- **Directive**: Reproduce each line of the listing exactly.

- **Given data**:
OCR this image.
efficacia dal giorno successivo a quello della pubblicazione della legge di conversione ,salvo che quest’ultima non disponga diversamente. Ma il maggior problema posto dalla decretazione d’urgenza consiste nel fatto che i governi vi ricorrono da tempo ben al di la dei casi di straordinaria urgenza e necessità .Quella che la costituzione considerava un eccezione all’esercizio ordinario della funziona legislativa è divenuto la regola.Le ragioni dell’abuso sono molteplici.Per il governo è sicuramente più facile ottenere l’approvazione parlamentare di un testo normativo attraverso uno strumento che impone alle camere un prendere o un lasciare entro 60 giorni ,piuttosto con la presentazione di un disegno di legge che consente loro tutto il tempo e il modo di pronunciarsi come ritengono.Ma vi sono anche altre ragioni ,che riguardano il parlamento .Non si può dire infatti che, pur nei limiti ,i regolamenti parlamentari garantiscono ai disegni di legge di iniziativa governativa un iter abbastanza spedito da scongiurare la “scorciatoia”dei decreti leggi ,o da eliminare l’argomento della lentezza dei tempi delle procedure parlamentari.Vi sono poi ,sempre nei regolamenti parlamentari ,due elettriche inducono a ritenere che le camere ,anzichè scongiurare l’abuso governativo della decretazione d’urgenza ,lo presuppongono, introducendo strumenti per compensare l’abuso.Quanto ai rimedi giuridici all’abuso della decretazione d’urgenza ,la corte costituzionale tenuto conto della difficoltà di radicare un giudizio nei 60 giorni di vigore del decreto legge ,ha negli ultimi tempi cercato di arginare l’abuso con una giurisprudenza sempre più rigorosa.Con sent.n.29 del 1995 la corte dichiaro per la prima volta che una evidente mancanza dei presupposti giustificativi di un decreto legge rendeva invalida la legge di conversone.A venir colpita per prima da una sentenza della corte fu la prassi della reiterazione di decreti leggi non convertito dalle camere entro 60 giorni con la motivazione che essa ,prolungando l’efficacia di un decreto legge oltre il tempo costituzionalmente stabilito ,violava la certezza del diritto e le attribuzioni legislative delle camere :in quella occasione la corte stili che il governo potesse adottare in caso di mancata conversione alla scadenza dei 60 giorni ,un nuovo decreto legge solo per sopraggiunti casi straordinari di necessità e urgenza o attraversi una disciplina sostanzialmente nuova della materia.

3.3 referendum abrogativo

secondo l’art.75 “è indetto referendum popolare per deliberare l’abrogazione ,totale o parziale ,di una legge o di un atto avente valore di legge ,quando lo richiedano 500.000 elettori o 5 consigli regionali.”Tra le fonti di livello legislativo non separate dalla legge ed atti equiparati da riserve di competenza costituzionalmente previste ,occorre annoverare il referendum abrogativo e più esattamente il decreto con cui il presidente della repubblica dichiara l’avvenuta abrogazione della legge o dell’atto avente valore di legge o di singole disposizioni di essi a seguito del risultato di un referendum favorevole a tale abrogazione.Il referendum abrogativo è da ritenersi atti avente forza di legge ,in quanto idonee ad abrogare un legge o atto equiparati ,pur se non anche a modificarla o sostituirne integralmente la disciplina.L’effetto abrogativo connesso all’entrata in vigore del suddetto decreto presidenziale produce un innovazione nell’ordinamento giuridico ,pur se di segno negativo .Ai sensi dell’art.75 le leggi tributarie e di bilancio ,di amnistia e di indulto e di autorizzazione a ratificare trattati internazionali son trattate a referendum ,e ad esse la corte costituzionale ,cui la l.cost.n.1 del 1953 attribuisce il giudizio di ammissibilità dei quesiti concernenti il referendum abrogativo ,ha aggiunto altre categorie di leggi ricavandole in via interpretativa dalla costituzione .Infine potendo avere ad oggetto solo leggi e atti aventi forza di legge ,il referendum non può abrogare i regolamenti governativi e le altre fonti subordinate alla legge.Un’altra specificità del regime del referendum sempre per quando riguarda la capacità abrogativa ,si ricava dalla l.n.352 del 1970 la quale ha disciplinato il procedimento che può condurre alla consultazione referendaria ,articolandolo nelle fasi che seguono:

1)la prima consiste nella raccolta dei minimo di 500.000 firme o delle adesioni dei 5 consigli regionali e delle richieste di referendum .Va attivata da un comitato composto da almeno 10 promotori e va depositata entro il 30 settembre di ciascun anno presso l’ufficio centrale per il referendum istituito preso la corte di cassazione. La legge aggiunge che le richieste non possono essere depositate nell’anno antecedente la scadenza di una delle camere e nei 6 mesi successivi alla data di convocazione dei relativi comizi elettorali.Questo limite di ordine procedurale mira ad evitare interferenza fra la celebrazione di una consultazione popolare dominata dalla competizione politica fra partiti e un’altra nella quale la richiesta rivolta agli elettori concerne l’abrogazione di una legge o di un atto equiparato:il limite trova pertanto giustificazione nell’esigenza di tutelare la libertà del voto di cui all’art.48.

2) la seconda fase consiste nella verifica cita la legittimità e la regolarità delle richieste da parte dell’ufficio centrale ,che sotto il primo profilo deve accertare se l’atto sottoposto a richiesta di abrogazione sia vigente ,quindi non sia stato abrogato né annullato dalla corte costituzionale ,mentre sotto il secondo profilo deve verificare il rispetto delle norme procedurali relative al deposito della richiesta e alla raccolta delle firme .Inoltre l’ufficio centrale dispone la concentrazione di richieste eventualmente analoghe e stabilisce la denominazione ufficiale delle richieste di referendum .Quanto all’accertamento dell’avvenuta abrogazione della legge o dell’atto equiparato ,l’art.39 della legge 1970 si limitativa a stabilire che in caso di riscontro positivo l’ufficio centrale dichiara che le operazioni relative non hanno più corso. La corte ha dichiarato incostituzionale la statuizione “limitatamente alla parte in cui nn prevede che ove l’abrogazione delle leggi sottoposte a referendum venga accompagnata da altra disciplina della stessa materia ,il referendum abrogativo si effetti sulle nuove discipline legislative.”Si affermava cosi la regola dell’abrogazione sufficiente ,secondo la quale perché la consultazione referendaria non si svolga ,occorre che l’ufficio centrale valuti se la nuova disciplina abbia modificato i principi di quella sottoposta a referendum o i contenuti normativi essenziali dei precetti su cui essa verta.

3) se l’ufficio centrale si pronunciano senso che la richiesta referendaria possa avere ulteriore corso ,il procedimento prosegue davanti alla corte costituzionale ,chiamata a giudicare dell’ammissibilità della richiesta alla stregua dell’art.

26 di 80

- **Correct answer**:
OCR this image.
efficacia dal giorno successivo a quello della pubblicazione della legge di conversione ,salvo che quest’ultima non disponga diversamente. Ma il maggior problema posto dalla decretazione d’urgenza consiste nel fatto che i governi vi ricorrono da tempo ben al di la dei casi di straordinaria urgenza e necessità .Quella che la costituzione considerava un eccezione all’esercizio ordinario della funziona legislativa è divenuto la regola.Le ragioni dell’abuso sono molteplici.Per il governo è sicuramente più facile ottenere l’approvazione parlamentare di un testo normativo attraverso uno strumento che impone alle camere un prendere o un lasciare entro 60 giorni ,piuttosto con la presentazione di un disegno di legge che consente loro tutto il tempo e il modo di pronunciarsi come ritengono.Ma vi sono anche altre ragioni ,che riguardano il parlamento .Non si può dire infatti che, pur nei limiti ,i regolamenti parlamentari garantiscono ai disegni di legge di iniziativa governativa un iter abbastanza spedito da scongiurare la “scorciatoia”dei decreti leggi ,o da eliminare l’argomento della lentezza dei tempi delle procedure parlamentari.Vi sono poi ,sempre nei regolamenti parlamentari ,due elettriche inducono a ritenere che le camere ,anzichè scongiurare l’abuso governativo della decretazione d’urgenza ,lo presuppongono, introducendo strumenti per compensare l’abuso.Quanto ai rimedi giuridici all’abuso della decretazione d’urgenza ,la corte costituzionale tenuto conto della difficoltà di radicare un giudizio nei 60 giorni di vigore del decreto legge ,ha negli ultimi tempi cercato di arginare l’abuso con una giurisprudenza sempre più rigorosa.Con sent.n.29 del 1995 la corte dichiaro per la prima volta che una evidente mancanza dei presupposti giustificativi di un decreto legge rendeva invalida la legge di conversone.A venir colpita per prima da una sentenza della corte fu la prassi della reiterazione di decreti leggi non convertito dalle camere entro 60 giorni con la motivazione che essa ,prolungando l’efficacia di un decreto legge oltre il tempo costituzionalmente stabilito ,violava la certezza del diritto e le attribuzioni legislative delle camere :in quella occasione la corte stili che il governo potesse adottare in caso di mancata conversione alla scadenza dei 60 giorni ,un nuovo decreto legge solo per sopraggiunti casi straordinari di necessità e urgenza o attraversi una disciplina sostanzialmente nuova della materia.

3.3 referendum abrogativo

secondo l’art.75 “è indetto referendum popolare per deliberare l’abrogazione ,totale o parziale ,di una legge o di un atto avente valore di legge ,quando lo richiedano 500.000 elettori o 5 consigli regionali.”Tra le fonti di livello legislativo non separate dalla legge ed atti equiparati da riserve di competenza costituzionalmente previste ,occorre annoverare il referendum abrogativo e più esattamente il decreto con cui il presidente della repubblica dichiara l’avvenuta abrogazione della legge o dell’atto avente valore di legge o di singole disposizioni di essi a seguito del risultato di un referendum favorevole a tale abrogazione.Il referendum abrogativo è da ritenersi atti avente forza di legge ,in quanto idonee ad abrogare un legge o atto equiparati ,pur se non anche a modificarla o sostituirne integralmente la disciplina.L’effetto abrogativo connesso all’entrata in vigore del suddetto decreto presidenziale produce un innovazione nell’ordinamento giuridico ,pur se di segno negativo .Ai sensi dell’art.75 le leggi tributarie e di bilancio ,di amnistia e di indulto e di autorizzazione a ratificare trattati internazionali son trattate a referendum ,e ad esse la corte costituzionale ,cui la l.cost.n.1 del 1953 attribuisce il giudizio di ammissibilità dei quesiti concernenti il referendum abrogativo ,ha aggiunto altre categorie di leggi ricavandole in via interpretativa dalla costituzione .Infine potendo avere ad oggetto solo leggi e atti aventi forza di legge ,il referendum non può abrogare i regolamenti governativi e le altre fonti subordinate alla legge.Un’altra specificità del regime del referendum sempre per quando riguarda la capacità abrogativa ,si ricava dalla l.n.352 del 1970 la quale ha disciplinato il procedimento che può condurre alla consultazione referendaria ,articolandolo nelle fasi che seguono:

1)la prima consiste nella raccolta dei minimo di 500.000 firme o delle adesioni dei 5 consigli regionali e delle richieste di referendum .Va attivata da un comitato composto da almeno 10 promotori e va depositata entro il 30 settembre di ciascun anno presso l’ufficio centrale per il referendum istituito preso la corte di cassazione. La legge aggiunge che le richieste non possono essere depositate nell’anno antecedente la scadenza di una delle camere e nei 6 mesi successivi alla data di convocazione dei relativi comizi elettorali.Questo limite di ordine procedurale mira ad evitare interferenza fra la celebrazione di una consultazione popolare dominata dalla competizione politica fra partiti e un’altra nella quale la richiesta rivolta agli elettori concerne l’abrogazione di una legge o di un atto equiparato:il limite trova pertanto giustificazione nell’esigenza di tutelare la libertà del voto di cui all’art.48.

2) la seconda fase consiste nella verifica cita la legittimità e la regolarità delle richieste da parte dell’ufficio centrale ,che sotto il primo profilo deve accertare se l’atto sottoposto a richiesta di abrogazione sia vigente ,quindi non sia stato abrogato né annullato dalla corte costituzionale ,mentre sotto il secondo profilo deve verificare il rispetto delle norme procedurali relative al deposito della richiesta e alla raccolta delle firme .Inoltre l’ufficio centrale dispone la concentrazione di richieste eventualmente analoghe e stabilisce la denominazione ufficiale delle richieste di referendum .Quanto all’accertamento dell’avvenuta abrogazione della legge o dell’atto equiparato ,l’art.39 della legge 1970 si limitativa a stabilire che in caso di riscontro positivo l’ufficio centrale dichiara che le operazioni relative non hanno più corso. La corte ha dichiarato incostituzionale la statuizione “limitatamente alla parte in cui nn prevede che ove l’abrogazione delle leggi sottoposte a referendum venga accompagnata da altra disciplina della stessa materia ,il referendum abrogativo si effetti sulle nuove discipline legislative.”Si affermava cosi la regola dell’abrogazione sufficiente ,secondo la quale perché la consultazione referendaria non si svolga ,occorre che l’ufficio centrale valuti se la nuova disciplina abbia modificato i principi di quella sottoposta a referendum o i contenuti normativi essenziali dei precetti su cui essa verta.

3) se l’ufficio centrale si pronunciano senso che la richiesta referendaria possa avere ulteriore corso ,il procedimento prosegue davanti alla corte costituzionale ,chiamata a giudicare dell’ammissibilità della richiesta alla stregua dell’art.

26 di 80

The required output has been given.